Make an exact copy of the data below, leaving out every picture.
******
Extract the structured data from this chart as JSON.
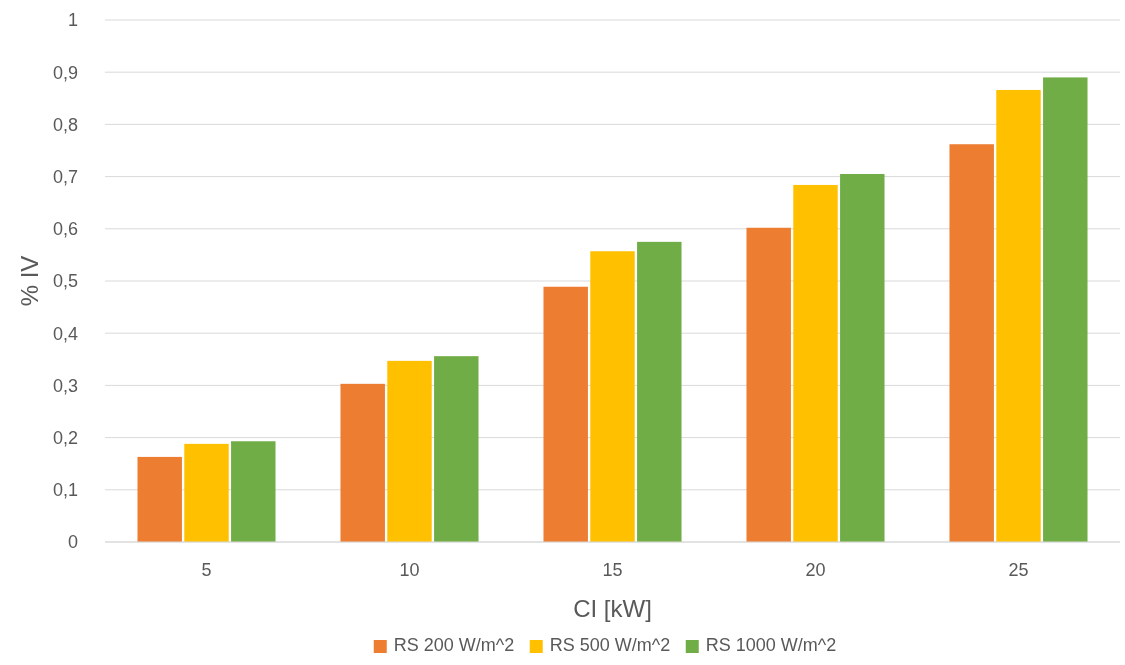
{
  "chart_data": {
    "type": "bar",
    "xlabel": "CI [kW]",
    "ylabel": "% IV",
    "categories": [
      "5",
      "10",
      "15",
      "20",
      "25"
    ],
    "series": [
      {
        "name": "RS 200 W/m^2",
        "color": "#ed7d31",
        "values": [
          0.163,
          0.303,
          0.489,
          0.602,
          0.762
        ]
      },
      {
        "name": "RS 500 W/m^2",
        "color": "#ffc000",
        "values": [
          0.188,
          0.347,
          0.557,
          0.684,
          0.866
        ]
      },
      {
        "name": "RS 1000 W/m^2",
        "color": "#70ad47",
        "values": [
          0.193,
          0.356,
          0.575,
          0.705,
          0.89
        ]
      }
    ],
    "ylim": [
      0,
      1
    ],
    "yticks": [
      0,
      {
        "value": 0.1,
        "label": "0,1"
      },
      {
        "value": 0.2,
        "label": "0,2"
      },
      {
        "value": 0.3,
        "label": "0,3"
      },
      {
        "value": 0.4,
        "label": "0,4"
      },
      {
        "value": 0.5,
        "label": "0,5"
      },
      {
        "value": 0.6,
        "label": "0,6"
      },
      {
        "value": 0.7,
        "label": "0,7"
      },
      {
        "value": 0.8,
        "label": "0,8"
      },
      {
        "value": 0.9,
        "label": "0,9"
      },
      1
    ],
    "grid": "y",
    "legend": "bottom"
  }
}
******
§ **SOLUTION FOR THIS PROBLEM**
Extract the structured data from this chart as JSON.
{
  "chart_data": {
    "type": "bar",
    "xlabel": "CI [kW]",
    "ylabel": "% IV",
    "categories": [
      "5",
      "10",
      "15",
      "20",
      "25"
    ],
    "series": [
      {
        "name": "RS 200 W/m^2",
        "color": "#ed7d31",
        "values": [
          0.163,
          0.303,
          0.489,
          0.602,
          0.762
        ]
      },
      {
        "name": "RS 500 W/m^2",
        "color": "#ffc000",
        "values": [
          0.188,
          0.347,
          0.557,
          0.684,
          0.866
        ]
      },
      {
        "name": "RS 1000 W/m^2",
        "color": "#70ad47",
        "values": [
          0.193,
          0.356,
          0.575,
          0.705,
          0.89
        ]
      }
    ],
    "ylim": [
      0,
      1
    ],
    "yticks": [
      0,
      {
        "value": 0.1,
        "label": "0,1"
      },
      {
        "value": 0.2,
        "label": "0,2"
      },
      {
        "value": 0.3,
        "label": "0,3"
      },
      {
        "value": 0.4,
        "label": "0,4"
      },
      {
        "value": 0.5,
        "label": "0,5"
      },
      {
        "value": 0.6,
        "label": "0,6"
      },
      {
        "value": 0.7,
        "label": "0,7"
      },
      {
        "value": 0.8,
        "label": "0,8"
      },
      {
        "value": 0.9,
        "label": "0,9"
      },
      1
    ],
    "grid": "y",
    "legend": "bottom"
  }
}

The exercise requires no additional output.